Your task
Go through the data and copy every line exactly, but not the images.

>> START Stored data

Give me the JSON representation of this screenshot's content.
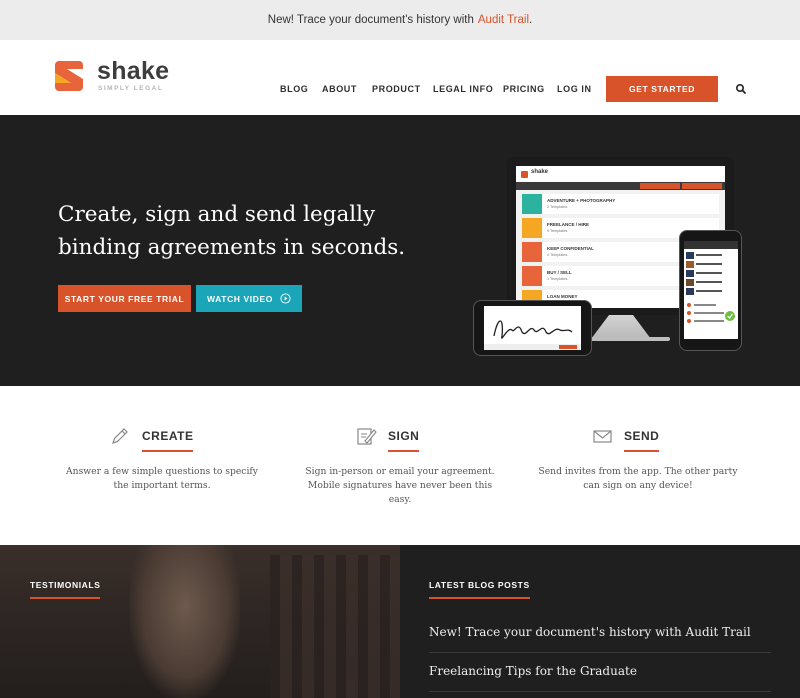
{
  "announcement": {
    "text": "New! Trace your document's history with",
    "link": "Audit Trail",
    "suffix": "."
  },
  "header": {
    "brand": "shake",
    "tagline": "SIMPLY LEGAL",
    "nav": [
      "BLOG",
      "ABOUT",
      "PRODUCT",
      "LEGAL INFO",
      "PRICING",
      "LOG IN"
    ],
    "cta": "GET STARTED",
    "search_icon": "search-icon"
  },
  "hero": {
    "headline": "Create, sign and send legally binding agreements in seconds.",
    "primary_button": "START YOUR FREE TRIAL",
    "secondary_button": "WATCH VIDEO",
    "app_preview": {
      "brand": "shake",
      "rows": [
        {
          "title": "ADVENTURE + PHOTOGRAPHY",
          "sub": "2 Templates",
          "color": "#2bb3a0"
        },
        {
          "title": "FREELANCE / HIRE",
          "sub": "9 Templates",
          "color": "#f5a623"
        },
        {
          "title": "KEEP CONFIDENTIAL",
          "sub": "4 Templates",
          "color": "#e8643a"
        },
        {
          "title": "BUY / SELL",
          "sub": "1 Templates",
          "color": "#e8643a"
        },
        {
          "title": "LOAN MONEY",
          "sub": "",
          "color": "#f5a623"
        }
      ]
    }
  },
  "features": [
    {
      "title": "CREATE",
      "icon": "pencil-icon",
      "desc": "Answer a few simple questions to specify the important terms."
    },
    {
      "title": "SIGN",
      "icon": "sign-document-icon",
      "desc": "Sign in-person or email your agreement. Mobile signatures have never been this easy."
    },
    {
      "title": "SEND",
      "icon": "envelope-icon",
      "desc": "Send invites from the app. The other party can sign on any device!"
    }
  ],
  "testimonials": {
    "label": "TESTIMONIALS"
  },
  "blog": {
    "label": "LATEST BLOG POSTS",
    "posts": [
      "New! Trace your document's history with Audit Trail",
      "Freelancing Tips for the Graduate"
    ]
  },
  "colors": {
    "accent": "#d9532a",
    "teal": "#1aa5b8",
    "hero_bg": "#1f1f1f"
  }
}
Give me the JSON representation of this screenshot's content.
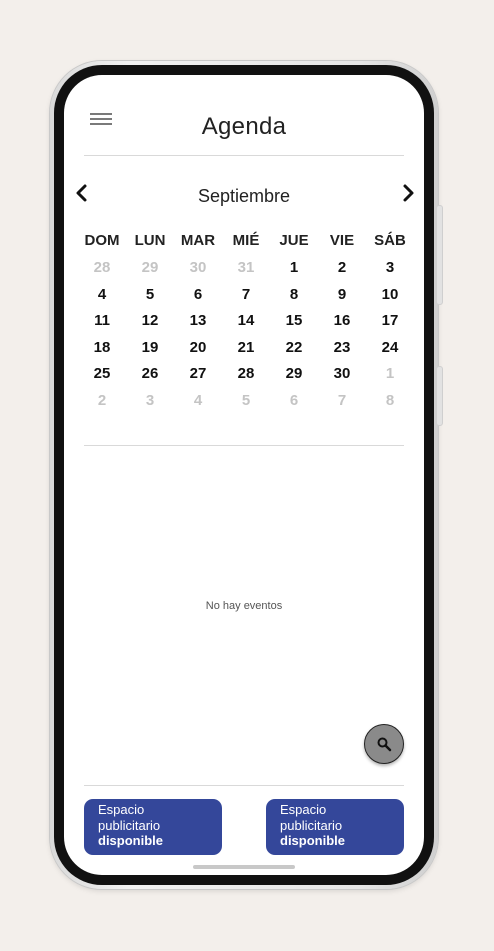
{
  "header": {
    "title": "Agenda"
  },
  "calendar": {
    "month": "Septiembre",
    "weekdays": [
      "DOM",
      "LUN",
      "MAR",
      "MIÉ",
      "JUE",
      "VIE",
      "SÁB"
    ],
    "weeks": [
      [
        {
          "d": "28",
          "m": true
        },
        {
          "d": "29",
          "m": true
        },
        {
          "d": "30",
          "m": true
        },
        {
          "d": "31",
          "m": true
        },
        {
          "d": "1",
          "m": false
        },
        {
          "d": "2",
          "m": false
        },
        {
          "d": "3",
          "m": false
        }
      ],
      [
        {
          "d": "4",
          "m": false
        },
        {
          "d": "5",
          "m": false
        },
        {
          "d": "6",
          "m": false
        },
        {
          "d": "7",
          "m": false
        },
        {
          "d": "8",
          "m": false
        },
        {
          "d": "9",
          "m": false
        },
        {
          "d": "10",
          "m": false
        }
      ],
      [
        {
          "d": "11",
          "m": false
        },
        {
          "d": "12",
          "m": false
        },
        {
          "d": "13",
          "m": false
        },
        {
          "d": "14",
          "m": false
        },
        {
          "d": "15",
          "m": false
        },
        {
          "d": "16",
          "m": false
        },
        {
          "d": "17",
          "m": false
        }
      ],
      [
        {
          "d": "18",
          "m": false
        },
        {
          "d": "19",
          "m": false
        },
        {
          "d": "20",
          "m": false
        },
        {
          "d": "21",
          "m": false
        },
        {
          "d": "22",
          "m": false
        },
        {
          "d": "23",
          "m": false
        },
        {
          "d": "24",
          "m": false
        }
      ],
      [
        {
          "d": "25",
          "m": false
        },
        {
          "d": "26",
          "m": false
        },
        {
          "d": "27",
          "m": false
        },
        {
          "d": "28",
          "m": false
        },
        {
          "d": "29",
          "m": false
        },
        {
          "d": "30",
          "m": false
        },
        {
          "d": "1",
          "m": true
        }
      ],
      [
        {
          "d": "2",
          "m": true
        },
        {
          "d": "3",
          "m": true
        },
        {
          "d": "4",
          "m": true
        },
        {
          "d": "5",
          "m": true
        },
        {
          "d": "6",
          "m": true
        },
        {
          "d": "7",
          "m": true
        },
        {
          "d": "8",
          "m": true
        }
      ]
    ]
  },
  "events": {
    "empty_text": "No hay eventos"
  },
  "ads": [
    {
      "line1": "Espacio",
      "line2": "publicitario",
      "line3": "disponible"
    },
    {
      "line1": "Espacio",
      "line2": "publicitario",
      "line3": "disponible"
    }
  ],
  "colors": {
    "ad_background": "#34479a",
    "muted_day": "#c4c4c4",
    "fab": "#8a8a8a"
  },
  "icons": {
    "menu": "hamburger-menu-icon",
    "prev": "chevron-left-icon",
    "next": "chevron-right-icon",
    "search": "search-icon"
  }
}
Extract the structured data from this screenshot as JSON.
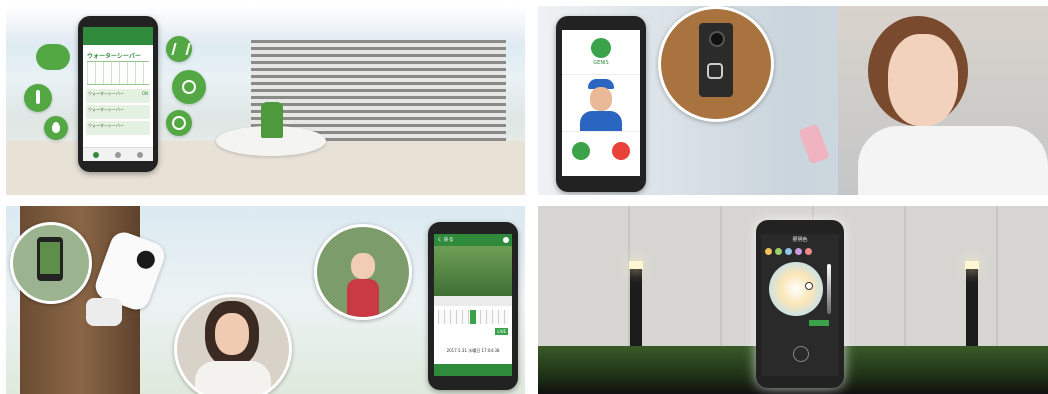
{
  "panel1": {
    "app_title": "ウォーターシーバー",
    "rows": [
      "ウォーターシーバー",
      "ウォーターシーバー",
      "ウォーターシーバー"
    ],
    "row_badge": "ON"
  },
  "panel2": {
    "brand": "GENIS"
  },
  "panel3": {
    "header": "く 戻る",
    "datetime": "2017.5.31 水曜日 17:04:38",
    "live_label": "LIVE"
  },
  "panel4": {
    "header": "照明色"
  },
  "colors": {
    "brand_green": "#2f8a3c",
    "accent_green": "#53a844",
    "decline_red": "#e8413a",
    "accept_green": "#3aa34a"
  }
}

>> END Stored data

Response
Give me the JSON representation of this screenshot's content.
{
  "announcement": {
    "text": "New! Trace your document's history with",
    "link": "Audit Trail",
    "suffix": "."
  },
  "header": {
    "brand": "shake",
    "tagline": "SIMPLY LEGAL",
    "nav": [
      "BLOG",
      "ABOUT",
      "PRODUCT",
      "LEGAL INFO",
      "PRICING",
      "LOG IN"
    ],
    "cta": "GET STARTED",
    "search_icon": "search-icon"
  },
  "hero": {
    "headline": "Create, sign and send legally binding agreements in seconds.",
    "primary_button": "START YOUR FREE TRIAL",
    "secondary_button": "WATCH VIDEO",
    "app_preview": {
      "brand": "shake",
      "rows": [
        {
          "title": "ADVENTURE + PHOTOGRAPHY",
          "sub": "2 Templates",
          "color": "#2bb3a0"
        },
        {
          "title": "FREELANCE / HIRE",
          "sub": "9 Templates",
          "color": "#f5a623"
        },
        {
          "title": "KEEP CONFIDENTIAL",
          "sub": "4 Templates",
          "color": "#e8643a"
        },
        {
          "title": "BUY / SELL",
          "sub": "1 Templates",
          "color": "#e8643a"
        },
        {
          "title": "LOAN MONEY",
          "sub": "",
          "color": "#f5a623"
        }
      ]
    }
  },
  "features": [
    {
      "title": "CREATE",
      "icon": "pencil-icon",
      "desc": "Answer a few simple questions to specify the important terms."
    },
    {
      "title": "SIGN",
      "icon": "sign-document-icon",
      "desc": "Sign in-person or email your agreement. Mobile signatures have never been this easy."
    },
    {
      "title": "SEND",
      "icon": "envelope-icon",
      "desc": "Send invites from the app. The other party can sign on any device!"
    }
  ],
  "testimonials": {
    "label": "TESTIMONIALS"
  },
  "blog": {
    "label": "LATEST BLOG POSTS",
    "posts": [
      "New! Trace your document's history with Audit Trail",
      "Freelancing Tips for the Graduate"
    ]
  },
  "colors": {
    "accent": "#d9532a",
    "teal": "#1aa5b8",
    "hero_bg": "#1f1f1f"
  }
}
Give me the JSON representation of this screenshot's content.
{
  "header": {
    "title": "Agenda"
  },
  "calendar": {
    "month": "Septiembre",
    "weekdays": [
      "DOM",
      "LUN",
      "MAR",
      "MIÉ",
      "JUE",
      "VIE",
      "SÁB"
    ],
    "weeks": [
      [
        {
          "d": "28",
          "m": true
        },
        {
          "d": "29",
          "m": true
        },
        {
          "d": "30",
          "m": true
        },
        {
          "d": "31",
          "m": true
        },
        {
          "d": "1",
          "m": false
        },
        {
          "d": "2",
          "m": false
        },
        {
          "d": "3",
          "m": false
        }
      ],
      [
        {
          "d": "4",
          "m": false
        },
        {
          "d": "5",
          "m": false
        },
        {
          "d": "6",
          "m": false
        },
        {
          "d": "7",
          "m": false
        },
        {
          "d": "8",
          "m": false
        },
        {
          "d": "9",
          "m": false
        },
        {
          "d": "10",
          "m": false
        }
      ],
      [
        {
          "d": "11",
          "m": false
        },
        {
          "d": "12",
          "m": false
        },
        {
          "d": "13",
          "m": false
        },
        {
          "d": "14",
          "m": false
        },
        {
          "d": "15",
          "m": false
        },
        {
          "d": "16",
          "m": false
        },
        {
          "d": "17",
          "m": false
        }
      ],
      [
        {
          "d": "18",
          "m": false
        },
        {
          "d": "19",
          "m": false
        },
        {
          "d": "20",
          "m": false
        },
        {
          "d": "21",
          "m": false
        },
        {
          "d": "22",
          "m": false
        },
        {
          "d": "23",
          "m": false
        },
        {
          "d": "24",
          "m": false
        }
      ],
      [
        {
          "d": "25",
          "m": false
        },
        {
          "d": "26",
          "m": false
        },
        {
          "d": "27",
          "m": false
        },
        {
          "d": "28",
          "m": false
        },
        {
          "d": "29",
          "m": false
        },
        {
          "d": "30",
          "m": false
        },
        {
          "d": "1",
          "m": true
        }
      ],
      [
        {
          "d": "2",
          "m": true
        },
        {
          "d": "3",
          "m": true
        },
        {
          "d": "4",
          "m": true
        },
        {
          "d": "5",
          "m": true
        },
        {
          "d": "6",
          "m": true
        },
        {
          "d": "7",
          "m": true
        },
        {
          "d": "8",
          "m": true
        }
      ]
    ]
  },
  "events": {
    "empty_text": "No hay eventos"
  },
  "ads": [
    {
      "line1": "Espacio",
      "line2": "publicitario",
      "line3": "disponible"
    },
    {
      "line1": "Espacio",
      "line2": "publicitario",
      "line3": "disponible"
    }
  ],
  "colors": {
    "ad_background": "#34479a",
    "muted_day": "#c4c4c4",
    "fab": "#8a8a8a"
  },
  "icons": {
    "menu": "hamburger-menu-icon",
    "prev": "chevron-left-icon",
    "next": "chevron-right-icon",
    "search": "search-icon"
  }
}
Extract the structured data from this screenshot as JSON.
{
  "panel1": {
    "app_title": "ウォーターシーバー",
    "rows": [
      "ウォーターシーバー",
      "ウォーターシーバー",
      "ウォーターシーバー"
    ],
    "row_badge": "ON"
  },
  "panel2": {
    "brand": "GENIS"
  },
  "panel3": {
    "header": "く 戻る",
    "datetime": "2017.5.31 水曜日 17:04:38",
    "live_label": "LIVE"
  },
  "panel4": {
    "header": "照明色"
  },
  "colors": {
    "brand_green": "#2f8a3c",
    "accent_green": "#53a844",
    "decline_red": "#e8413a",
    "accept_green": "#3aa34a"
  }
}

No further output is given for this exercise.